- [Directions for this task] Write out the material exactly, with the pictures left out.

(Raw records)
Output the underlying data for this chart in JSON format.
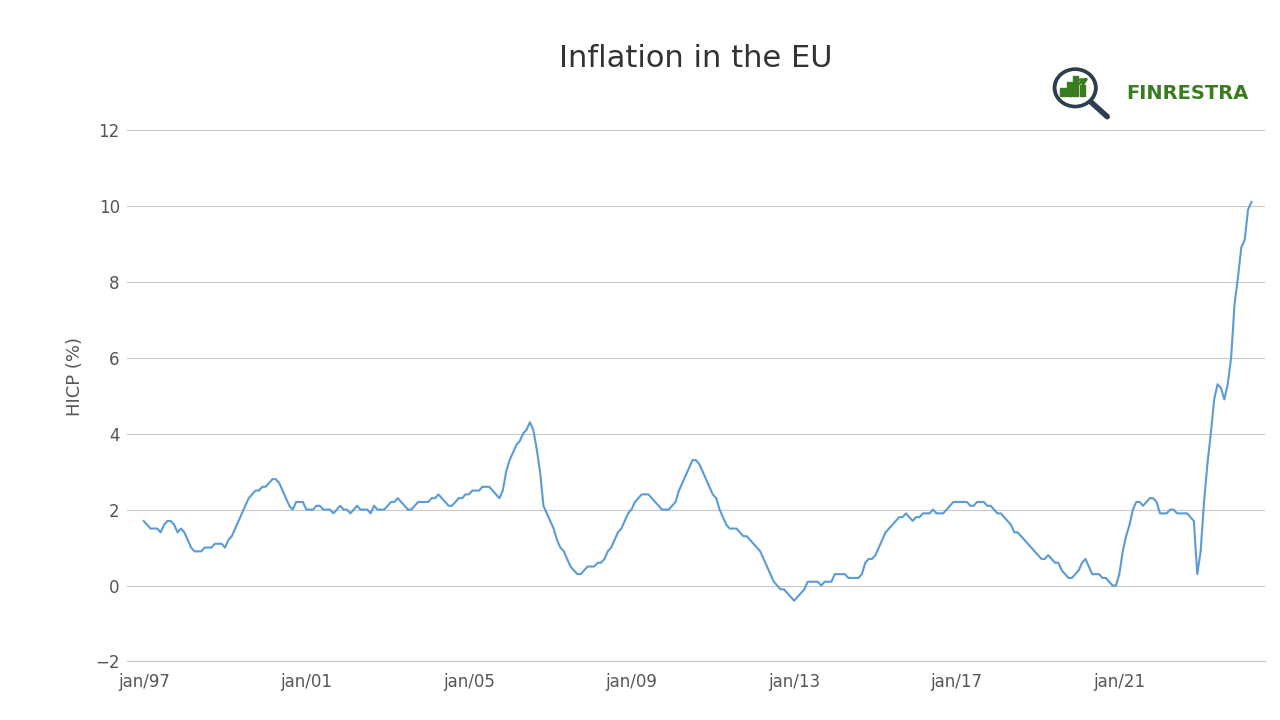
{
  "title": "Inflation in the EU",
  "ylabel": "HICP (%)",
  "line_color": "#5B9BD5",
  "line_width": 1.5,
  "bg_color": "#FFFFFF",
  "grid_color": "#C8C8C8",
  "ylim": [
    -2,
    13
  ],
  "yticks": [
    -2,
    0,
    2,
    4,
    6,
    8,
    10,
    12
  ],
  "x_tick_labels": [
    "jan/97",
    "jan/01",
    "jan/05",
    "jan/09",
    "jan/13",
    "jan/17",
    "jan/21"
  ],
  "title_fontsize": 22,
  "label_fontsize": 13,
  "tick_fontsize": 12,
  "finrestra_text": "FINRESTRA",
  "finrestra_color": "#3a7d1e",
  "hicp_data": [
    1.7,
    1.6,
    1.5,
    1.5,
    1.5,
    1.4,
    1.6,
    1.7,
    1.7,
    1.6,
    1.4,
    1.5,
    1.4,
    1.2,
    1.0,
    0.9,
    0.9,
    0.9,
    1.0,
    1.0,
    1.0,
    1.1,
    1.1,
    1.1,
    1.0,
    1.2,
    1.3,
    1.5,
    1.7,
    1.9,
    2.1,
    2.3,
    2.4,
    2.5,
    2.5,
    2.6,
    2.6,
    2.7,
    2.8,
    2.8,
    2.7,
    2.5,
    2.3,
    2.1,
    2.0,
    2.2,
    2.2,
    2.2,
    2.0,
    2.0,
    2.0,
    2.1,
    2.1,
    2.0,
    2.0,
    2.0,
    1.9,
    2.0,
    2.1,
    2.0,
    2.0,
    1.9,
    2.0,
    2.1,
    2.0,
    2.0,
    2.0,
    1.9,
    2.1,
    2.0,
    2.0,
    2.0,
    2.1,
    2.2,
    2.2,
    2.3,
    2.2,
    2.1,
    2.0,
    2.0,
    2.1,
    2.2,
    2.2,
    2.2,
    2.2,
    2.3,
    2.3,
    2.4,
    2.3,
    2.2,
    2.1,
    2.1,
    2.2,
    2.3,
    2.3,
    2.4,
    2.4,
    2.5,
    2.5,
    2.5,
    2.6,
    2.6,
    2.6,
    2.5,
    2.4,
    2.3,
    2.5,
    3.0,
    3.3,
    3.5,
    3.7,
    3.8,
    4.0,
    4.1,
    4.3,
    4.1,
    3.6,
    3.0,
    2.1,
    1.9,
    1.7,
    1.5,
    1.2,
    1.0,
    0.9,
    0.7,
    0.5,
    0.4,
    0.3,
    0.3,
    0.4,
    0.5,
    0.5,
    0.5,
    0.6,
    0.6,
    0.7,
    0.9,
    1.0,
    1.2,
    1.4,
    1.5,
    1.7,
    1.9,
    2.0,
    2.2,
    2.3,
    2.4,
    2.4,
    2.4,
    2.3,
    2.2,
    2.1,
    2.0,
    2.0,
    2.0,
    2.1,
    2.2,
    2.5,
    2.7,
    2.9,
    3.1,
    3.3,
    3.3,
    3.2,
    3.0,
    2.8,
    2.6,
    2.4,
    2.3,
    2.0,
    1.8,
    1.6,
    1.5,
    1.5,
    1.5,
    1.4,
    1.3,
    1.3,
    1.2,
    1.1,
    1.0,
    0.9,
    0.7,
    0.5,
    0.3,
    0.1,
    0.0,
    -0.1,
    -0.1,
    -0.2,
    -0.3,
    -0.4,
    -0.3,
    -0.2,
    -0.1,
    0.1,
    0.1,
    0.1,
    0.1,
    0.0,
    0.1,
    0.1,
    0.1,
    0.3,
    0.3,
    0.3,
    0.3,
    0.2,
    0.2,
    0.2,
    0.2,
    0.3,
    0.6,
    0.7,
    0.7,
    0.8,
    1.0,
    1.2,
    1.4,
    1.5,
    1.6,
    1.7,
    1.8,
    1.8,
    1.9,
    1.8,
    1.7,
    1.8,
    1.8,
    1.9,
    1.9,
    1.9,
    2.0,
    1.9,
    1.9,
    1.9,
    2.0,
    2.1,
    2.2,
    2.2,
    2.2,
    2.2,
    2.2,
    2.1,
    2.1,
    2.2,
    2.2,
    2.2,
    2.1,
    2.1,
    2.0,
    1.9,
    1.9,
    1.8,
    1.7,
    1.6,
    1.4,
    1.4,
    1.3,
    1.2,
    1.1,
    1.0,
    0.9,
    0.8,
    0.7,
    0.7,
    0.8,
    0.7,
    0.6,
    0.6,
    0.4,
    0.3,
    0.2,
    0.2,
    0.3,
    0.4,
    0.6,
    0.7,
    0.5,
    0.3,
    0.3,
    0.3,
    0.2,
    0.2,
    0.1,
    0.0,
    0.0,
    0.3,
    0.9,
    1.3,
    1.6,
    2.0,
    2.2,
    2.2,
    2.1,
    2.2,
    2.3,
    2.3,
    2.2,
    1.9,
    1.9,
    1.9,
    2.0,
    2.0,
    1.9,
    1.9,
    1.9,
    1.9,
    1.8,
    1.7,
    0.3,
    0.9,
    2.2,
    3.2,
    4.0,
    4.9,
    5.3,
    5.2,
    4.9,
    5.3,
    6.0,
    7.4,
    8.1,
    8.9,
    9.1,
    9.9,
    10.1
  ]
}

- [Answer to the exercise]
Output the underlying data for this chart in JSON format.
{
  "title": "Inflation in the EU",
  "ylabel": "HICP (%)",
  "line_color": "#5B9BD5",
  "line_width": 1.5,
  "bg_color": "#FFFFFF",
  "grid_color": "#C8C8C8",
  "ylim": [
    -2,
    13
  ],
  "yticks": [
    -2,
    0,
    2,
    4,
    6,
    8,
    10,
    12
  ],
  "x_tick_labels": [
    "jan/97",
    "jan/01",
    "jan/05",
    "jan/09",
    "jan/13",
    "jan/17",
    "jan/21"
  ],
  "title_fontsize": 22,
  "label_fontsize": 13,
  "tick_fontsize": 12,
  "finrestra_text": "FINRESTRA",
  "finrestra_color": "#3a7d1e",
  "hicp_data": [
    1.7,
    1.6,
    1.5,
    1.5,
    1.5,
    1.4,
    1.6,
    1.7,
    1.7,
    1.6,
    1.4,
    1.5,
    1.4,
    1.2,
    1.0,
    0.9,
    0.9,
    0.9,
    1.0,
    1.0,
    1.0,
    1.1,
    1.1,
    1.1,
    1.0,
    1.2,
    1.3,
    1.5,
    1.7,
    1.9,
    2.1,
    2.3,
    2.4,
    2.5,
    2.5,
    2.6,
    2.6,
    2.7,
    2.8,
    2.8,
    2.7,
    2.5,
    2.3,
    2.1,
    2.0,
    2.2,
    2.2,
    2.2,
    2.0,
    2.0,
    2.0,
    2.1,
    2.1,
    2.0,
    2.0,
    2.0,
    1.9,
    2.0,
    2.1,
    2.0,
    2.0,
    1.9,
    2.0,
    2.1,
    2.0,
    2.0,
    2.0,
    1.9,
    2.1,
    2.0,
    2.0,
    2.0,
    2.1,
    2.2,
    2.2,
    2.3,
    2.2,
    2.1,
    2.0,
    2.0,
    2.1,
    2.2,
    2.2,
    2.2,
    2.2,
    2.3,
    2.3,
    2.4,
    2.3,
    2.2,
    2.1,
    2.1,
    2.2,
    2.3,
    2.3,
    2.4,
    2.4,
    2.5,
    2.5,
    2.5,
    2.6,
    2.6,
    2.6,
    2.5,
    2.4,
    2.3,
    2.5,
    3.0,
    3.3,
    3.5,
    3.7,
    3.8,
    4.0,
    4.1,
    4.3,
    4.1,
    3.6,
    3.0,
    2.1,
    1.9,
    1.7,
    1.5,
    1.2,
    1.0,
    0.9,
    0.7,
    0.5,
    0.4,
    0.3,
    0.3,
    0.4,
    0.5,
    0.5,
    0.5,
    0.6,
    0.6,
    0.7,
    0.9,
    1.0,
    1.2,
    1.4,
    1.5,
    1.7,
    1.9,
    2.0,
    2.2,
    2.3,
    2.4,
    2.4,
    2.4,
    2.3,
    2.2,
    2.1,
    2.0,
    2.0,
    2.0,
    2.1,
    2.2,
    2.5,
    2.7,
    2.9,
    3.1,
    3.3,
    3.3,
    3.2,
    3.0,
    2.8,
    2.6,
    2.4,
    2.3,
    2.0,
    1.8,
    1.6,
    1.5,
    1.5,
    1.5,
    1.4,
    1.3,
    1.3,
    1.2,
    1.1,
    1.0,
    0.9,
    0.7,
    0.5,
    0.3,
    0.1,
    0.0,
    -0.1,
    -0.1,
    -0.2,
    -0.3,
    -0.4,
    -0.3,
    -0.2,
    -0.1,
    0.1,
    0.1,
    0.1,
    0.1,
    0.0,
    0.1,
    0.1,
    0.1,
    0.3,
    0.3,
    0.3,
    0.3,
    0.2,
    0.2,
    0.2,
    0.2,
    0.3,
    0.6,
    0.7,
    0.7,
    0.8,
    1.0,
    1.2,
    1.4,
    1.5,
    1.6,
    1.7,
    1.8,
    1.8,
    1.9,
    1.8,
    1.7,
    1.8,
    1.8,
    1.9,
    1.9,
    1.9,
    2.0,
    1.9,
    1.9,
    1.9,
    2.0,
    2.1,
    2.2,
    2.2,
    2.2,
    2.2,
    2.2,
    2.1,
    2.1,
    2.2,
    2.2,
    2.2,
    2.1,
    2.1,
    2.0,
    1.9,
    1.9,
    1.8,
    1.7,
    1.6,
    1.4,
    1.4,
    1.3,
    1.2,
    1.1,
    1.0,
    0.9,
    0.8,
    0.7,
    0.7,
    0.8,
    0.7,
    0.6,
    0.6,
    0.4,
    0.3,
    0.2,
    0.2,
    0.3,
    0.4,
    0.6,
    0.7,
    0.5,
    0.3,
    0.3,
    0.3,
    0.2,
    0.2,
    0.1,
    0.0,
    0.0,
    0.3,
    0.9,
    1.3,
    1.6,
    2.0,
    2.2,
    2.2,
    2.1,
    2.2,
    2.3,
    2.3,
    2.2,
    1.9,
    1.9,
    1.9,
    2.0,
    2.0,
    1.9,
    1.9,
    1.9,
    1.9,
    1.8,
    1.7,
    0.3,
    0.9,
    2.2,
    3.2,
    4.0,
    4.9,
    5.3,
    5.2,
    4.9,
    5.3,
    6.0,
    7.4,
    8.1,
    8.9,
    9.1,
    9.9,
    10.1
  ]
}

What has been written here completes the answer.